## BEGIN Given records
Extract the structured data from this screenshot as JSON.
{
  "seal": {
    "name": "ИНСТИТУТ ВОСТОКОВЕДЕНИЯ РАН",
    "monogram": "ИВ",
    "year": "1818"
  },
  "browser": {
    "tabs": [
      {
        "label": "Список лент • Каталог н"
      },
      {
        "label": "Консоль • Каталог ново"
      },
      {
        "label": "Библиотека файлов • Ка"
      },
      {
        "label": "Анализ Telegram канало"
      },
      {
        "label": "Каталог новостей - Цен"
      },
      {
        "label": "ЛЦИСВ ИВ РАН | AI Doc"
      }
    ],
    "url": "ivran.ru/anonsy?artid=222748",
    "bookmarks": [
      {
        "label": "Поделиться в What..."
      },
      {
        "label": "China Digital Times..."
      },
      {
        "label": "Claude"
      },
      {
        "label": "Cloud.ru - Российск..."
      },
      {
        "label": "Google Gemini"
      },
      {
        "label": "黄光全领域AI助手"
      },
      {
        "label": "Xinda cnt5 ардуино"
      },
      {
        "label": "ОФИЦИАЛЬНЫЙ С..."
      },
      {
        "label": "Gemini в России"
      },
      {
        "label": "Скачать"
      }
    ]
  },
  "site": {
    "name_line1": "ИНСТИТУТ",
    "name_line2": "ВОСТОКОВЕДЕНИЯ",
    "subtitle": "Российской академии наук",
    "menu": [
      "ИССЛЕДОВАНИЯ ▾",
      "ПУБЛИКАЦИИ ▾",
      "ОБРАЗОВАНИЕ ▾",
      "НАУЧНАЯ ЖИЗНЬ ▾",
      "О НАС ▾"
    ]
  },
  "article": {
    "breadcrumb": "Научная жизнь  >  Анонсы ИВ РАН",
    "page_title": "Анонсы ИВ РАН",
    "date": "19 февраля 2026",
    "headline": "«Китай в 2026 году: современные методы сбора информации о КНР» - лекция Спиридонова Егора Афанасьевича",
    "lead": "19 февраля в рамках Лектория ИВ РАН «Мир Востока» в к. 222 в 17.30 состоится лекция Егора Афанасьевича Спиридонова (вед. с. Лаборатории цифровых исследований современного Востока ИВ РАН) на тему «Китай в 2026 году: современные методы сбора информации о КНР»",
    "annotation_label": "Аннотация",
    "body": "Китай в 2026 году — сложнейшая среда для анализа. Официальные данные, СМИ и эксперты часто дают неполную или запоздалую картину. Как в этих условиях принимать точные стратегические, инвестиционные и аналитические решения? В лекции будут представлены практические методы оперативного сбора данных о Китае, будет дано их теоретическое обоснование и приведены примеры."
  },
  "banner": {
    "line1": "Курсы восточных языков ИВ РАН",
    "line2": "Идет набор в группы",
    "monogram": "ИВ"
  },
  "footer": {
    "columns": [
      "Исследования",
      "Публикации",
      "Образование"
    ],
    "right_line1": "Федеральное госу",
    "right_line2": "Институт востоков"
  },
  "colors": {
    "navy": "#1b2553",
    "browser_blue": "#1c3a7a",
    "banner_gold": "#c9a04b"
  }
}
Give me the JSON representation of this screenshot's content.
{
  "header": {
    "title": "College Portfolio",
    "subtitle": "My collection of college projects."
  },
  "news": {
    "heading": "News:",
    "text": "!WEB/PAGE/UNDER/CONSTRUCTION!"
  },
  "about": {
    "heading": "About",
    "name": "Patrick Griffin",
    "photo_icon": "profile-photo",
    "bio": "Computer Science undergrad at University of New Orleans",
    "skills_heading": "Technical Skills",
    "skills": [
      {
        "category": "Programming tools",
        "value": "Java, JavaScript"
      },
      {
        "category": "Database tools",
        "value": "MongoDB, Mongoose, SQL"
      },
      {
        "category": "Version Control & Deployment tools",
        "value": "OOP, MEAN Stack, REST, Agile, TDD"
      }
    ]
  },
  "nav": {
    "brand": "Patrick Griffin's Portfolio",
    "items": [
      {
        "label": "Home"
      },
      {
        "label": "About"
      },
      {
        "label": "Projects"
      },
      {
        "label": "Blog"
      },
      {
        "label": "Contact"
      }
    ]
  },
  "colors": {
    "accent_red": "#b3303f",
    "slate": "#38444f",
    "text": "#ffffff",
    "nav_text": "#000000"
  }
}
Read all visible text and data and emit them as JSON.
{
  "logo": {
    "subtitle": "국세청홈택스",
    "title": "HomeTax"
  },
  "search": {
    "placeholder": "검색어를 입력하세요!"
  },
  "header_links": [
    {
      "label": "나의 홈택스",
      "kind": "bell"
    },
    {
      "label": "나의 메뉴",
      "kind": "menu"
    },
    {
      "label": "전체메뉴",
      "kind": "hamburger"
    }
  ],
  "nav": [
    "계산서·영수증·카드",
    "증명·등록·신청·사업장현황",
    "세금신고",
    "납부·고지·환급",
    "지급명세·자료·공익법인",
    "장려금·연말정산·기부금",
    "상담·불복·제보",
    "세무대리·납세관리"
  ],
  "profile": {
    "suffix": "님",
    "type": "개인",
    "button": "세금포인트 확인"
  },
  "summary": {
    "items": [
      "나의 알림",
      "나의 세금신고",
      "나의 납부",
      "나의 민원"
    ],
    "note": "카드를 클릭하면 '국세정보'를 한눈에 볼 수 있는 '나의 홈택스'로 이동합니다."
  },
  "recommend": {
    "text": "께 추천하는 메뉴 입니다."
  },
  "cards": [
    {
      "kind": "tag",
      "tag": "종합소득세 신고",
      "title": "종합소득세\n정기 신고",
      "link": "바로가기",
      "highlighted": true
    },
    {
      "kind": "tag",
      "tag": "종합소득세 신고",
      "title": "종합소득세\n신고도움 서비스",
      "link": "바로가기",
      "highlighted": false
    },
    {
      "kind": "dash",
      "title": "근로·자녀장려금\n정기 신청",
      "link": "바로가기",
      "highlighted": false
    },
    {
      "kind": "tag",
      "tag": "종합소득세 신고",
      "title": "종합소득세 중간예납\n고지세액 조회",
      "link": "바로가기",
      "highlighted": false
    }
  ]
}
## END Given records
§ **Your task**
Exact output of every entry is required.

§ **Result below**
Extract the structured data from this screenshot as JSON.
{
  "seal": {
    "name": "ИНСТИТУТ ВОСТОКОВЕДЕНИЯ РАН",
    "monogram": "ИВ",
    "year": "1818"
  },
  "browser": {
    "tabs": [
      {
        "label": "Список лент • Каталог н"
      },
      {
        "label": "Консоль • Каталог ново"
      },
      {
        "label": "Библиотека файлов • Ка"
      },
      {
        "label": "Анализ Telegram канало"
      },
      {
        "label": "Каталог новостей - Цен"
      },
      {
        "label": "ЛЦИСВ ИВ РАН | AI Doc"
      }
    ],
    "url": "ivran.ru/anonsy?artid=222748",
    "bookmarks": [
      {
        "label": "Поделиться в What..."
      },
      {
        "label": "China Digital Times..."
      },
      {
        "label": "Claude"
      },
      {
        "label": "Cloud.ru - Российск..."
      },
      {
        "label": "Google Gemini"
      },
      {
        "label": "黄光全领域AI助手"
      },
      {
        "label": "Xinda cnt5 ардуино"
      },
      {
        "label": "ОФИЦИАЛЬНЫЙ С..."
      },
      {
        "label": "Gemini в России"
      },
      {
        "label": "Скачать"
      }
    ]
  },
  "site": {
    "name_line1": "ИНСТИТУТ",
    "name_line2": "ВОСТОКОВЕДЕНИЯ",
    "subtitle": "Российской академии наук",
    "menu": [
      "ИССЛЕДОВАНИЯ ▾",
      "ПУБЛИКАЦИИ ▾",
      "ОБРАЗОВАНИЕ ▾",
      "НАУЧНАЯ ЖИЗНЬ ▾",
      "О НАС ▾"
    ]
  },
  "article": {
    "breadcrumb": "Научная жизнь  >  Анонсы ИВ РАН",
    "page_title": "Анонсы ИВ РАН",
    "date": "19 февраля 2026",
    "headline": "«Китай в 2026 году: современные методы сбора информации о КНР» - лекция Спиридонова Егора Афанасьевича",
    "lead": "19 февраля в рамках Лектория ИВ РАН «Мир Востока» в к. 222 в 17.30 состоится лекция Егора Афанасьевича Спиридонова (вед. с. Лаборатории цифровых исследований современного Востока ИВ РАН) на тему «Китай в 2026 году: современные методы сбора информации о КНР»",
    "annotation_label": "Аннотация",
    "body": "Китай в 2026 году — сложнейшая среда для анализа. Официальные данные, СМИ и эксперты часто дают неполную или запоздалую картину. Как в этих условиях принимать точные стратегические, инвестиционные и аналитические решения? В лекции будут представлены практические методы оперативного сбора данных о Китае, будет дано их теоретическое обоснование и приведены примеры."
  },
  "banner": {
    "line1": "Курсы восточных языков ИВ РАН",
    "line2": "Идет набор в группы",
    "monogram": "ИВ"
  },
  "footer": {
    "columns": [
      "Исследования",
      "Публикации",
      "Образование"
    ],
    "right_line1": "Федеральное госу",
    "right_line2": "Институт востоков"
  },
  "colors": {
    "navy": "#1b2553",
    "browser_blue": "#1c3a7a",
    "banner_gold": "#c9a04b"
  }
}
Give me the JSON representation of this screenshot's content.
{
  "header": {
    "title": "College Portfolio",
    "subtitle": "My collection of college projects."
  },
  "news": {
    "heading": "News:",
    "text": "!WEB/PAGE/UNDER/CONSTRUCTION!"
  },
  "about": {
    "heading": "About",
    "name": "Patrick Griffin",
    "photo_icon": "profile-photo",
    "bio": "Computer Science undergrad at University of New Orleans",
    "skills_heading": "Technical Skills",
    "skills": [
      {
        "category": "Programming tools",
        "value": "Java, JavaScript"
      },
      {
        "category": "Database tools",
        "value": "MongoDB, Mongoose, SQL"
      },
      {
        "category": "Version Control & Deployment tools",
        "value": "OOP, MEAN Stack, REST, Agile, TDD"
      }
    ]
  },
  "nav": {
    "brand": "Patrick Griffin's Portfolio",
    "items": [
      {
        "label": "Home"
      },
      {
        "label": "About"
      },
      {
        "label": "Projects"
      },
      {
        "label": "Blog"
      },
      {
        "label": "Contact"
      }
    ]
  },
  "colors": {
    "accent_red": "#b3303f",
    "slate": "#38444f",
    "text": "#ffffff",
    "nav_text": "#000000"
  }
}
Read all visible text and data and emit them as JSON.
{
  "logo": {
    "subtitle": "국세청홈택스",
    "title": "HomeTax"
  },
  "search": {
    "placeholder": "검색어를 입력하세요!"
  },
  "header_links": [
    {
      "label": "나의 홈택스",
      "kind": "bell"
    },
    {
      "label": "나의 메뉴",
      "kind": "menu"
    },
    {
      "label": "전체메뉴",
      "kind": "hamburger"
    }
  ],
  "nav": [
    "계산서·영수증·카드",
    "증명·등록·신청·사업장현황",
    "세금신고",
    "납부·고지·환급",
    "지급명세·자료·공익법인",
    "장려금·연말정산·기부금",
    "상담·불복·제보",
    "세무대리·납세관리"
  ],
  "profile": {
    "suffix": "님",
    "type": "개인",
    "button": "세금포인트 확인"
  },
  "summary": {
    "items": [
      "나의 알림",
      "나의 세금신고",
      "나의 납부",
      "나의 민원"
    ],
    "note": "카드를 클릭하면 '국세정보'를 한눈에 볼 수 있는 '나의 홈택스'로 이동합니다."
  },
  "recommend": {
    "text": "께 추천하는 메뉴 입니다."
  },
  "cards": [
    {
      "kind": "tag",
      "tag": "종합소득세 신고",
      "title": "종합소득세\n정기 신고",
      "link": "바로가기",
      "highlighted": true
    },
    {
      "kind": "tag",
      "tag": "종합소득세 신고",
      "title": "종합소득세\n신고도움 서비스",
      "link": "바로가기",
      "highlighted": false
    },
    {
      "kind": "dash",
      "title": "근로·자녀장려금\n정기 신청",
      "link": "바로가기",
      "highlighted": false
    },
    {
      "kind": "tag",
      "tag": "종합소득세 신고",
      "title": "종합소득세 중간예납\n고지세액 조회",
      "link": "바로가기",
      "highlighted": false
    }
  ]
}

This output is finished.